* What is expected:
Nothing but the data below, returned exactly, should appear in the answer.

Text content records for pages
□ □ □ □

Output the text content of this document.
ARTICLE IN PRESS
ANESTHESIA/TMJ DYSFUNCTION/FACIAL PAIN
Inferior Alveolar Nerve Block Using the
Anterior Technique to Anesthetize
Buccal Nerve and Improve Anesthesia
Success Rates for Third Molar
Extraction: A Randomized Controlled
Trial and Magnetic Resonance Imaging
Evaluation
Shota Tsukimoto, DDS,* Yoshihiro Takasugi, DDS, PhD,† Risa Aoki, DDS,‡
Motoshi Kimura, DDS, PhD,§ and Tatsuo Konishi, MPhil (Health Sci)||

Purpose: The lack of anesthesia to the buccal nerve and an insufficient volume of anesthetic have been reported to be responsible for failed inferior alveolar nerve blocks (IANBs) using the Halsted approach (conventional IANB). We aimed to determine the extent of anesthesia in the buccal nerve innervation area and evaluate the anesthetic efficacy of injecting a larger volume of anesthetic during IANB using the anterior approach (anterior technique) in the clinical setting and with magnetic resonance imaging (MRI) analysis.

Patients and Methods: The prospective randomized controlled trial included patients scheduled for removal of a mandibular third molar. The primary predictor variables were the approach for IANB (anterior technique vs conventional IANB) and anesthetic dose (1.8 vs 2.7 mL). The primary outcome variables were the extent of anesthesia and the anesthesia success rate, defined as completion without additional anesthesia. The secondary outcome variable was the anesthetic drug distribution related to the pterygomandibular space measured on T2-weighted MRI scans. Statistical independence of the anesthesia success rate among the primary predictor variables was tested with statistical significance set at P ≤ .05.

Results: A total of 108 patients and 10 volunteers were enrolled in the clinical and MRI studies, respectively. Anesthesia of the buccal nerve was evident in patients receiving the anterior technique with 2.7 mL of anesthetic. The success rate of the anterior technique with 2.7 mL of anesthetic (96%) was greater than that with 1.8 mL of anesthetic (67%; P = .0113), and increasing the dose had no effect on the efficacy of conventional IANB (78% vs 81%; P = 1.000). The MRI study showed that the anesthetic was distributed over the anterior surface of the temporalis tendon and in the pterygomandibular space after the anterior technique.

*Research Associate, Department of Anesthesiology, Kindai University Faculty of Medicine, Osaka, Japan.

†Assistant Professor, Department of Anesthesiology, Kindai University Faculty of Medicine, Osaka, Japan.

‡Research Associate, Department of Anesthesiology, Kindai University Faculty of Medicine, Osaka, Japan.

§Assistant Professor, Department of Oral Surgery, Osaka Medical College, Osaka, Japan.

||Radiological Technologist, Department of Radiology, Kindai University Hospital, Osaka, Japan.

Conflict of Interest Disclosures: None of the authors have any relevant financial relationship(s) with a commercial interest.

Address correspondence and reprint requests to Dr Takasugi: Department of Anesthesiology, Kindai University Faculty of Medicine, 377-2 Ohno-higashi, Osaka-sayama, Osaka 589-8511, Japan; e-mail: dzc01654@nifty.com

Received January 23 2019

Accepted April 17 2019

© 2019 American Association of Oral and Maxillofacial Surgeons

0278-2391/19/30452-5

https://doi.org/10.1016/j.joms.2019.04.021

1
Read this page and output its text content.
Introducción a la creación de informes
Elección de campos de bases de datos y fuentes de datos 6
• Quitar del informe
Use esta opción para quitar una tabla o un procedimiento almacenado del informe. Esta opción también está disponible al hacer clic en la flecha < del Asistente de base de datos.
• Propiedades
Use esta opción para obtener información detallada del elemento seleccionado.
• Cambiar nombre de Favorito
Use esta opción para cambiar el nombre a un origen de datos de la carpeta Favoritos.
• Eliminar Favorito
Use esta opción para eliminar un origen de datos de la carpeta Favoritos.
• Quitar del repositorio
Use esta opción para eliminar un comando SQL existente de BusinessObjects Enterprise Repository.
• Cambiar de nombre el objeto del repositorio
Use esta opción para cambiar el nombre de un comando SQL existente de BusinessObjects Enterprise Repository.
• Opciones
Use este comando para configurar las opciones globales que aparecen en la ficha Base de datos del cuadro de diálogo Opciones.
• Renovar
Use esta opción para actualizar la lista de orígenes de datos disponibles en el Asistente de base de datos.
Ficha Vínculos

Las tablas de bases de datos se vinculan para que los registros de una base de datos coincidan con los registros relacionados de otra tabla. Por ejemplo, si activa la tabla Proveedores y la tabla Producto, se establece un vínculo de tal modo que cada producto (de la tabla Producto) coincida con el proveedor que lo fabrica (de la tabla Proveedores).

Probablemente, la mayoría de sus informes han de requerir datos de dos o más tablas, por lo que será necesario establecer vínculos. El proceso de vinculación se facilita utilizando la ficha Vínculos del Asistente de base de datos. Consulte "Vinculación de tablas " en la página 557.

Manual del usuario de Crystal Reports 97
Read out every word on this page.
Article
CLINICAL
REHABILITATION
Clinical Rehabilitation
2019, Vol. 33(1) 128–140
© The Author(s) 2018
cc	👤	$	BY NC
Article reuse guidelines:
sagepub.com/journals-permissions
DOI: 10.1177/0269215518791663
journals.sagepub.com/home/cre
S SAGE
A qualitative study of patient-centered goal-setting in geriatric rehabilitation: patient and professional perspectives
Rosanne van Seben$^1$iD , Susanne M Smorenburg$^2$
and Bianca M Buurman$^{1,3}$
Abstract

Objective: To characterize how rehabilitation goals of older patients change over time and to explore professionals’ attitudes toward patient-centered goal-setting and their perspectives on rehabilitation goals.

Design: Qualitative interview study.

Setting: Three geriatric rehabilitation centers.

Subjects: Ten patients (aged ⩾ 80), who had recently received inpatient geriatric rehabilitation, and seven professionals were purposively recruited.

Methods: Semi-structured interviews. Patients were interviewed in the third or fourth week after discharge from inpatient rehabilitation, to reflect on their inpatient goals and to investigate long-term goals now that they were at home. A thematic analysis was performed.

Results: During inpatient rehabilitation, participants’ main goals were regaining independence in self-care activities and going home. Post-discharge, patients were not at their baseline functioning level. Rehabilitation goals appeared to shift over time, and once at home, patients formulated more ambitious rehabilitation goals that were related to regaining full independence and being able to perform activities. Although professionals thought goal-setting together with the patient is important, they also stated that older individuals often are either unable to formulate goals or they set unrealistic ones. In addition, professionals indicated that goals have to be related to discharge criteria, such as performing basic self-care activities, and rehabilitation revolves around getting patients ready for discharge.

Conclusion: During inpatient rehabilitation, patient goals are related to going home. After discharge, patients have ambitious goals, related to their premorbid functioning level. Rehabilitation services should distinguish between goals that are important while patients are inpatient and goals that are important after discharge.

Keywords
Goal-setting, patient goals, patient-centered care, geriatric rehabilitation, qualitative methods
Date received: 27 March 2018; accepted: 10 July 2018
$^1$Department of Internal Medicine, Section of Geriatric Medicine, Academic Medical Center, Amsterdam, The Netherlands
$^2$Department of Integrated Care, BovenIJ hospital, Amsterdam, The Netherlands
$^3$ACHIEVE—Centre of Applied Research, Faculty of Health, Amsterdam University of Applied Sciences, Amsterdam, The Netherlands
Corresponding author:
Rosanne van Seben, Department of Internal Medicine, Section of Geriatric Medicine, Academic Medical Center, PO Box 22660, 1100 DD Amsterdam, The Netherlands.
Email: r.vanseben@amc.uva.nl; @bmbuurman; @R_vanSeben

□ □ □ □

* Task result:
Output the text content of this document.
ARTICLE IN PRESS
ANESTHESIA/TMJ DYSFUNCTION/FACIAL PAIN
Inferior Alveolar Nerve Block Using the
Anterior Technique to Anesthetize
Buccal Nerve and Improve Anesthesia
Success Rates for Third Molar
Extraction: A Randomized Controlled
Trial and Magnetic Resonance Imaging
Evaluation
Shota Tsukimoto, DDS,* Yoshihiro Takasugi, DDS, PhD,† Risa Aoki, DDS,‡
Motoshi Kimura, DDS, PhD,§ and Tatsuo Konishi, MPhil (Health Sci)||

Purpose: The lack of anesthesia to the buccal nerve and an insufficient volume of anesthetic have been reported to be responsible for failed inferior alveolar nerve blocks (IANBs) using the Halsted approach (conventional IANB). We aimed to determine the extent of anesthesia in the buccal nerve innervation area and evaluate the anesthetic efficacy of injecting a larger volume of anesthetic during IANB using the anterior approach (anterior technique) in the clinical setting and with magnetic resonance imaging (MRI) analysis.

Patients and Methods: The prospective randomized controlled trial included patients scheduled for removal of a mandibular third molar. The primary predictor variables were the approach for IANB (anterior technique vs conventional IANB) and anesthetic dose (1.8 vs 2.7 mL). The primary outcome variables were the extent of anesthesia and the anesthesia success rate, defined as completion without additional anesthesia. The secondary outcome variable was the anesthetic drug distribution related to the pterygomandibular space measured on T2-weighted MRI scans. Statistical independence of the anesthesia success rate among the primary predictor variables was tested with statistical significance set at P ≤ .05.

Results: A total of 108 patients and 10 volunteers were enrolled in the clinical and MRI studies, respectively. Anesthesia of the buccal nerve was evident in patients receiving the anterior technique with 2.7 mL of anesthetic. The success rate of the anterior technique with 2.7 mL of anesthetic (96%) was greater than that with 1.8 mL of anesthetic (67%; P = .0113), and increasing the dose had no effect on the efficacy of conventional IANB (78% vs 81%; P = 1.000). The MRI study showed that the anesthetic was distributed over the anterior surface of the temporalis tendon and in the pterygomandibular space after the anterior technique.

*Research Associate, Department of Anesthesiology, Kindai University Faculty of Medicine, Osaka, Japan.

†Assistant Professor, Department of Anesthesiology, Kindai University Faculty of Medicine, Osaka, Japan.

‡Research Associate, Department of Anesthesiology, Kindai University Faculty of Medicine, Osaka, Japan.

§Assistant Professor, Department of Oral Surgery, Osaka Medical College, Osaka, Japan.

||Radiological Technologist, Department of Radiology, Kindai University Hospital, Osaka, Japan.

Conflict of Interest Disclosures: None of the authors have any relevant financial relationship(s) with a commercial interest.

Address correspondence and reprint requests to Dr Takasugi: Department of Anesthesiology, Kindai University Faculty of Medicine, 377-2 Ohno-higashi, Osaka-sayama, Osaka 589-8511, Japan; e-mail: dzc01654@nifty.com

Received January 23 2019

Accepted April 17 2019

© 2019 American Association of Oral and Maxillofacial Surgeons

0278-2391/19/30452-5

https://doi.org/10.1016/j.joms.2019.04.021

1
Read this page and output its text content.
Introducción a la creación de informes
Elección de campos de bases de datos y fuentes de datos 6
• Quitar del informe
Use esta opción para quitar una tabla o un procedimiento almacenado del informe. Esta opción también está disponible al hacer clic en la flecha < del Asistente de base de datos.
• Propiedades
Use esta opción para obtener información detallada del elemento seleccionado.
• Cambiar nombre de Favorito
Use esta opción para cambiar el nombre a un origen de datos de la carpeta Favoritos.
• Eliminar Favorito
Use esta opción para eliminar un origen de datos de la carpeta Favoritos.
• Quitar del repositorio
Use esta opción para eliminar un comando SQL existente de BusinessObjects Enterprise Repository.
• Cambiar de nombre el objeto del repositorio
Use esta opción para cambiar el nombre de un comando SQL existente de BusinessObjects Enterprise Repository.
• Opciones
Use este comando para configurar las opciones globales que aparecen en la ficha Base de datos del cuadro de diálogo Opciones.
• Renovar
Use esta opción para actualizar la lista de orígenes de datos disponibles en el Asistente de base de datos.
Ficha Vínculos

Las tablas de bases de datos se vinculan para que los registros de una base de datos coincidan con los registros relacionados de otra tabla. Por ejemplo, si activa la tabla Proveedores y la tabla Producto, se establece un vínculo de tal modo que cada producto (de la tabla Producto) coincida con el proveedor que lo fabrica (de la tabla Proveedores).

Probablemente, la mayoría de sus informes han de requerir datos de dos o más tablas, por lo que será necesario establecer vínculos. El proceso de vinculación se facilita utilizando la ficha Vínculos del Asistente de base de datos. Consulte "Vinculación de tablas " en la página 557.

Manual del usuario de Crystal Reports 97
Read out every word on this page.
Article
CLINICAL
REHABILITATION
Clinical Rehabilitation
2019, Vol. 33(1) 128–140
© The Author(s) 2018
cc	👤	$	BY NC
Article reuse guidelines:
sagepub.com/journals-permissions
DOI: 10.1177/0269215518791663
journals.sagepub.com/home/cre
S SAGE
A qualitative study of patient-centered goal-setting in geriatric rehabilitation: patient and professional perspectives
Rosanne van Seben$^1$iD , Susanne M Smorenburg$^2$
and Bianca M Buurman$^{1,3}$
Abstract

Objective: To characterize how rehabilitation goals of older patients change over time and to explore professionals’ attitudes toward patient-centered goal-setting and their perspectives on rehabilitation goals.

Design: Qualitative interview study.

Setting: Three geriatric rehabilitation centers.

Subjects: Ten patients (aged ⩾ 80), who had recently received inpatient geriatric rehabilitation, and seven professionals were purposively recruited.

Methods: Semi-structured interviews. Patients were interviewed in the third or fourth week after discharge from inpatient rehabilitation, to reflect on their inpatient goals and to investigate long-term goals now that they were at home. A thematic analysis was performed.

Results: During inpatient rehabilitation, participants’ main goals were regaining independence in self-care activities and going home. Post-discharge, patients were not at their baseline functioning level. Rehabilitation goals appeared to shift over time, and once at home, patients formulated more ambitious rehabilitation goals that were related to regaining full independence and being able to perform activities. Although professionals thought goal-setting together with the patient is important, they also stated that older individuals often are either unable to formulate goals or they set unrealistic ones. In addition, professionals indicated that goals have to be related to discharge criteria, such as performing basic self-care activities, and rehabilitation revolves around getting patients ready for discharge.

Conclusion: During inpatient rehabilitation, patient goals are related to going home. After discharge, patients have ambitious goals, related to their premorbid functioning level. Rehabilitation services should distinguish between goals that are important while patients are inpatient and goals that are important after discharge.

Keywords
Goal-setting, patient goals, patient-centered care, geriatric rehabilitation, qualitative methods
Date received: 27 March 2018; accepted: 10 July 2018
$^1$Department of Internal Medicine, Section of Geriatric Medicine, Academic Medical Center, Amsterdam, The Netherlands
$^2$Department of Integrated Care, BovenIJ hospital, Amsterdam, The Netherlands
$^3$ACHIEVE—Centre of Applied Research, Faculty of Health, Amsterdam University of Applied Sciences, Amsterdam, The Netherlands
Corresponding author:
Rosanne van Seben, Department of Internal Medicine, Section of Geriatric Medicine, Academic Medical Center, PO Box 22660, 1100 DD Amsterdam, The Netherlands.
Email: r.vanseben@amc.uva.nl; @bmbuurman; @R_vanSeben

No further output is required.